▶ TASK DETAILS: Reproduce every entry exactly, without alteration.

▶ DATA ENTRIES:
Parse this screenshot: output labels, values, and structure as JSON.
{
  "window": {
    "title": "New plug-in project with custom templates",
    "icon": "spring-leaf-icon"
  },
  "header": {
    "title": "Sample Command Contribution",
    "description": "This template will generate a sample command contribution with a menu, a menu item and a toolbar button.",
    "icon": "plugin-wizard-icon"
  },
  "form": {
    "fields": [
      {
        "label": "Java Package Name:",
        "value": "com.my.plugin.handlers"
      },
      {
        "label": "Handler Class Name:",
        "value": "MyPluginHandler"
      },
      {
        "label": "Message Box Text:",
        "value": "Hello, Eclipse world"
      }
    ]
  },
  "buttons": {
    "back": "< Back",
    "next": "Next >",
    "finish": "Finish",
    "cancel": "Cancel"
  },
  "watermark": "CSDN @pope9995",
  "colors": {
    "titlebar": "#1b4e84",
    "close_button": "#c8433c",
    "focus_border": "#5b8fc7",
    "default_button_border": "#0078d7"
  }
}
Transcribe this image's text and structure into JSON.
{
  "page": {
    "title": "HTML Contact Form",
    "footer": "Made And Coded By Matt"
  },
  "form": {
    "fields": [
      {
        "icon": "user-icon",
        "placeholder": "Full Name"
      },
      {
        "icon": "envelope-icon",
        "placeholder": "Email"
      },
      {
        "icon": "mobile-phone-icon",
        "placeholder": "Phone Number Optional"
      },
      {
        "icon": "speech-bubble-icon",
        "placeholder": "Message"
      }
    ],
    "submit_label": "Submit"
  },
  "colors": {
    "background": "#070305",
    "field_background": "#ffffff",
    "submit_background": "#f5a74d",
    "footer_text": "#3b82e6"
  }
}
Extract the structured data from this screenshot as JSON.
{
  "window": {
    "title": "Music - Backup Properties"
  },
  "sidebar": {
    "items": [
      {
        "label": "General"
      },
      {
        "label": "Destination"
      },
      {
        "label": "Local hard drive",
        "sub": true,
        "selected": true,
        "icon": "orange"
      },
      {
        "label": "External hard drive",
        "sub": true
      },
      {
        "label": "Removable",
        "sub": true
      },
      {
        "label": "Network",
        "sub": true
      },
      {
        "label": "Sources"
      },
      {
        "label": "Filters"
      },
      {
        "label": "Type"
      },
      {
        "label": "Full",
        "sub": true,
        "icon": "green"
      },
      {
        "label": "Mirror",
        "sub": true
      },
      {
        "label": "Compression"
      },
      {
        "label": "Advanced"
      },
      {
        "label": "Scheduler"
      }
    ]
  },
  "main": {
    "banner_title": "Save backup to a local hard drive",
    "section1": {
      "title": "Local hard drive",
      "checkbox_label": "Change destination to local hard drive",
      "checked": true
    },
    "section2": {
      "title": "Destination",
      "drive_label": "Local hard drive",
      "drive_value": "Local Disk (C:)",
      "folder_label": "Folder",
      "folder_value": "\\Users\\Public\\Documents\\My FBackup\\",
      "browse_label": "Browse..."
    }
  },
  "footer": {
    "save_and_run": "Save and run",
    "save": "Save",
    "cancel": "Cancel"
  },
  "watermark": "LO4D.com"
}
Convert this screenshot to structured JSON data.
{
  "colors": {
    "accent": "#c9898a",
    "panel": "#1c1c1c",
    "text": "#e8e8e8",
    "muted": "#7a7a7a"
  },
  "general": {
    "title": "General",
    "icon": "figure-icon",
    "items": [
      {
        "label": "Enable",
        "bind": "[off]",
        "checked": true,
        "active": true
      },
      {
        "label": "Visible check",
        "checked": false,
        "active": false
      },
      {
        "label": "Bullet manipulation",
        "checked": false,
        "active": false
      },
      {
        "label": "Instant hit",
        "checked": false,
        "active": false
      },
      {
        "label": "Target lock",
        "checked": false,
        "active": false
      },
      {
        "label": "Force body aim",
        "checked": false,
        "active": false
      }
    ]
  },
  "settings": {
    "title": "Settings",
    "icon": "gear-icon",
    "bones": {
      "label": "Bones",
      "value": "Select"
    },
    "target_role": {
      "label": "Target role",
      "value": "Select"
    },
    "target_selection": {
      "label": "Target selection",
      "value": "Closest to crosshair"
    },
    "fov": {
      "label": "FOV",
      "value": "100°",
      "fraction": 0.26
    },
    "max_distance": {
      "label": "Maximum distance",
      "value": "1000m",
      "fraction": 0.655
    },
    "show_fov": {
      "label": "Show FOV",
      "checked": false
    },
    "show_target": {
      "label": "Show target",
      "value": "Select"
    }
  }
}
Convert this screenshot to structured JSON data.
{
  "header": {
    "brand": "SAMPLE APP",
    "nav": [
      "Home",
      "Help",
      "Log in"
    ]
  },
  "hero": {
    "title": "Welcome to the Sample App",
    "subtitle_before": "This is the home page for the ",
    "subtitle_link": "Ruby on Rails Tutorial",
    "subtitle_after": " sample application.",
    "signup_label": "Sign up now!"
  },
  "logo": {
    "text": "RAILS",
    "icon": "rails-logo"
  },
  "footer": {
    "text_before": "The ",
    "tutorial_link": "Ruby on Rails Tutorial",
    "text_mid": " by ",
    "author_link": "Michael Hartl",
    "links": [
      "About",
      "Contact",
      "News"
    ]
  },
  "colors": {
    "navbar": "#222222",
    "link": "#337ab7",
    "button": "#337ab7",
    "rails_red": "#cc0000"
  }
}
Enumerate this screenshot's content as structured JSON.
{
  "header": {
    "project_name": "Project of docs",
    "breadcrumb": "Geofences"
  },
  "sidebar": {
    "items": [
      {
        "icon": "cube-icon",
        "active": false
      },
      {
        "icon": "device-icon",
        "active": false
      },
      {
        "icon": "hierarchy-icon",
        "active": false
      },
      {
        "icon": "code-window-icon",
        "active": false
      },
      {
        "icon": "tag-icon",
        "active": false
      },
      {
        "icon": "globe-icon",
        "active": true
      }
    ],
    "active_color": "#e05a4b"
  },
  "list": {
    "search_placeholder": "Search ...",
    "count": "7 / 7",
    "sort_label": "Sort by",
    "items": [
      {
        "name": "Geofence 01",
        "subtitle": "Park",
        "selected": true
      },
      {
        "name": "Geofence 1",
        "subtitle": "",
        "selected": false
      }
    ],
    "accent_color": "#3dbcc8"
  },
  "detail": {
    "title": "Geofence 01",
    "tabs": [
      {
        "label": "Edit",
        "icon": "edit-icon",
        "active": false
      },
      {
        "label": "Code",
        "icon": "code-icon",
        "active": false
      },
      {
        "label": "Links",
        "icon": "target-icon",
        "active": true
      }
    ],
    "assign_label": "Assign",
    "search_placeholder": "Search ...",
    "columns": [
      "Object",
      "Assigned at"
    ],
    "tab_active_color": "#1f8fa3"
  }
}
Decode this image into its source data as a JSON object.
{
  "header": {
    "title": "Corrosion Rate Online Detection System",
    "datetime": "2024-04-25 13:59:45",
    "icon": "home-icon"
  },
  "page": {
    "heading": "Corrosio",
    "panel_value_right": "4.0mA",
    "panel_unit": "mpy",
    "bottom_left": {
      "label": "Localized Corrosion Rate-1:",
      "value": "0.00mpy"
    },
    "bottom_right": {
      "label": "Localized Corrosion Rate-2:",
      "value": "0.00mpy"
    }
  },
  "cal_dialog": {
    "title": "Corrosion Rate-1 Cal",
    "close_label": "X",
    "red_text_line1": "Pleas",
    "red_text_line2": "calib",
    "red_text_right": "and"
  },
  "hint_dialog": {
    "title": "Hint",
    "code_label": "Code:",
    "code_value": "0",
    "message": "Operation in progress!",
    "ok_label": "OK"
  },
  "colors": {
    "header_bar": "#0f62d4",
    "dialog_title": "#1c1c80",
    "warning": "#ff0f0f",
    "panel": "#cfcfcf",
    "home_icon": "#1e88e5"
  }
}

▶ CORRECT RESULT:
Parse this screenshot: output labels, values, and structure as JSON.
{
  "window": {
    "title": "New plug-in project with custom templates",
    "icon": "spring-leaf-icon"
  },
  "header": {
    "title": "Sample Command Contribution",
    "description": "This template will generate a sample command contribution with a menu, a menu item and a toolbar button.",
    "icon": "plugin-wizard-icon"
  },
  "form": {
    "fields": [
      {
        "label": "Java Package Name:",
        "value": "com.my.plugin.handlers"
      },
      {
        "label": "Handler Class Name:",
        "value": "MyPluginHandler"
      },
      {
        "label": "Message Box Text:",
        "value": "Hello, Eclipse world"
      }
    ]
  },
  "buttons": {
    "back": "< Back",
    "next": "Next >",
    "finish": "Finish",
    "cancel": "Cancel"
  },
  "watermark": "CSDN @pope9995",
  "colors": {
    "titlebar": "#1b4e84",
    "close_button": "#c8433c",
    "focus_border": "#5b8fc7",
    "default_button_border": "#0078d7"
  }
}
Transcribe this image's text and structure into JSON.
{
  "page": {
    "title": "HTML Contact Form",
    "footer": "Made And Coded By Matt"
  },
  "form": {
    "fields": [
      {
        "icon": "user-icon",
        "placeholder": "Full Name"
      },
      {
        "icon": "envelope-icon",
        "placeholder": "Email"
      },
      {
        "icon": "mobile-phone-icon",
        "placeholder": "Phone Number Optional"
      },
      {
        "icon": "speech-bubble-icon",
        "placeholder": "Message"
      }
    ],
    "submit_label": "Submit"
  },
  "colors": {
    "background": "#070305",
    "field_background": "#ffffff",
    "submit_background": "#f5a74d",
    "footer_text": "#3b82e6"
  }
}
Extract the structured data from this screenshot as JSON.
{
  "window": {
    "title": "Music - Backup Properties"
  },
  "sidebar": {
    "items": [
      {
        "label": "General"
      },
      {
        "label": "Destination"
      },
      {
        "label": "Local hard drive",
        "sub": true,
        "selected": true,
        "icon": "orange"
      },
      {
        "label": "External hard drive",
        "sub": true
      },
      {
        "label": "Removable",
        "sub": true
      },
      {
        "label": "Network",
        "sub": true
      },
      {
        "label": "Sources"
      },
      {
        "label": "Filters"
      },
      {
        "label": "Type"
      },
      {
        "label": "Full",
        "sub": true,
        "icon": "green"
      },
      {
        "label": "Mirror",
        "sub": true
      },
      {
        "label": "Compression"
      },
      {
        "label": "Advanced"
      },
      {
        "label": "Scheduler"
      }
    ]
  },
  "main": {
    "banner_title": "Save backup to a local hard drive",
    "section1": {
      "title": "Local hard drive",
      "checkbox_label": "Change destination to local hard drive",
      "checked": true
    },
    "section2": {
      "title": "Destination",
      "drive_label": "Local hard drive",
      "drive_value": "Local Disk (C:)",
      "folder_label": "Folder",
      "folder_value": "\\Users\\Public\\Documents\\My FBackup\\",
      "browse_label": "Browse..."
    }
  },
  "footer": {
    "save_and_run": "Save and run",
    "save": "Save",
    "cancel": "Cancel"
  },
  "watermark": "LO4D.com"
}
Convert this screenshot to structured JSON data.
{
  "colors": {
    "accent": "#c9898a",
    "panel": "#1c1c1c",
    "text": "#e8e8e8",
    "muted": "#7a7a7a"
  },
  "general": {
    "title": "General",
    "icon": "figure-icon",
    "items": [
      {
        "label": "Enable",
        "bind": "[off]",
        "checked": true,
        "active": true
      },
      {
        "label": "Visible check",
        "checked": false,
        "active": false
      },
      {
        "label": "Bullet manipulation",
        "checked": false,
        "active": false
      },
      {
        "label": "Instant hit",
        "checked": false,
        "active": false
      },
      {
        "label": "Target lock",
        "checked": false,
        "active": false
      },
      {
        "label": "Force body aim",
        "checked": false,
        "active": false
      }
    ]
  },
  "settings": {
    "title": "Settings",
    "icon": "gear-icon",
    "bones": {
      "label": "Bones",
      "value": "Select"
    },
    "target_role": {
      "label": "Target role",
      "value": "Select"
    },
    "target_selection": {
      "label": "Target selection",
      "value": "Closest to crosshair"
    },
    "fov": {
      "label": "FOV",
      "value": "100°",
      "fraction": 0.26
    },
    "max_distance": {
      "label": "Maximum distance",
      "value": "1000m",
      "fraction": 0.655
    },
    "show_fov": {
      "label": "Show FOV",
      "checked": false
    },
    "show_target": {
      "label": "Show target",
      "value": "Select"
    }
  }
}
Convert this screenshot to structured JSON data.
{
  "header": {
    "brand": "SAMPLE APP",
    "nav": [
      "Home",
      "Help",
      "Log in"
    ]
  },
  "hero": {
    "title": "Welcome to the Sample App",
    "subtitle_before": "This is the home page for the ",
    "subtitle_link": "Ruby on Rails Tutorial",
    "subtitle_after": " sample application.",
    "signup_label": "Sign up now!"
  },
  "logo": {
    "text": "RAILS",
    "icon": "rails-logo"
  },
  "footer": {
    "text_before": "The ",
    "tutorial_link": "Ruby on Rails Tutorial",
    "text_mid": " by ",
    "author_link": "Michael Hartl",
    "links": [
      "About",
      "Contact",
      "News"
    ]
  },
  "colors": {
    "navbar": "#222222",
    "link": "#337ab7",
    "button": "#337ab7",
    "rails_red": "#cc0000"
  }
}
Enumerate this screenshot's content as structured JSON.
{
  "header": {
    "project_name": "Project of docs",
    "breadcrumb": "Geofences"
  },
  "sidebar": {
    "items": [
      {
        "icon": "cube-icon",
        "active": false
      },
      {
        "icon": "device-icon",
        "active": false
      },
      {
        "icon": "hierarchy-icon",
        "active": false
      },
      {
        "icon": "code-window-icon",
        "active": false
      },
      {
        "icon": "tag-icon",
        "active": false
      },
      {
        "icon": "globe-icon",
        "active": true
      }
    ],
    "active_color": "#e05a4b"
  },
  "list": {
    "search_placeholder": "Search ...",
    "count": "7 / 7",
    "sort_label": "Sort by",
    "items": [
      {
        "name": "Geofence 01",
        "subtitle": "Park",
        "selected": true
      },
      {
        "name": "Geofence 1",
        "subtitle": "",
        "selected": false
      }
    ],
    "accent_color": "#3dbcc8"
  },
  "detail": {
    "title": "Geofence 01",
    "tabs": [
      {
        "label": "Edit",
        "icon": "edit-icon",
        "active": false
      },
      {
        "label": "Code",
        "icon": "code-icon",
        "active": false
      },
      {
        "label": "Links",
        "icon": "target-icon",
        "active": true
      }
    ],
    "assign_label": "Assign",
    "search_placeholder": "Search ...",
    "columns": [
      "Object",
      "Assigned at"
    ],
    "tab_active_color": "#1f8fa3"
  }
}
Decode this image into its source data as a JSON object.
{
  "header": {
    "title": "Corrosion Rate Online Detection System",
    "datetime": "2024-04-25 13:59:45",
    "icon": "home-icon"
  },
  "page": {
    "heading": "Corrosio",
    "panel_value_right": "4.0mA",
    "panel_unit": "mpy",
    "bottom_left": {
      "label": "Localized Corrosion Rate-1:",
      "value": "0.00mpy"
    },
    "bottom_right": {
      "label": "Localized Corrosion Rate-2:",
      "value": "0.00mpy"
    }
  },
  "cal_dialog": {
    "title": "Corrosion Rate-1 Cal",
    "close_label": "X",
    "red_text_line1": "Pleas",
    "red_text_line2": "calib",
    "red_text_right": "and"
  },
  "hint_dialog": {
    "title": "Hint",
    "code_label": "Code:",
    "code_value": "0",
    "message": "Operation in progress!",
    "ok_label": "OK"
  },
  "colors": {
    "header_bar": "#0f62d4",
    "dialog_title": "#1c1c80",
    "warning": "#ff0f0f",
    "panel": "#cfcfcf",
    "home_icon": "#1e88e5"
  }
}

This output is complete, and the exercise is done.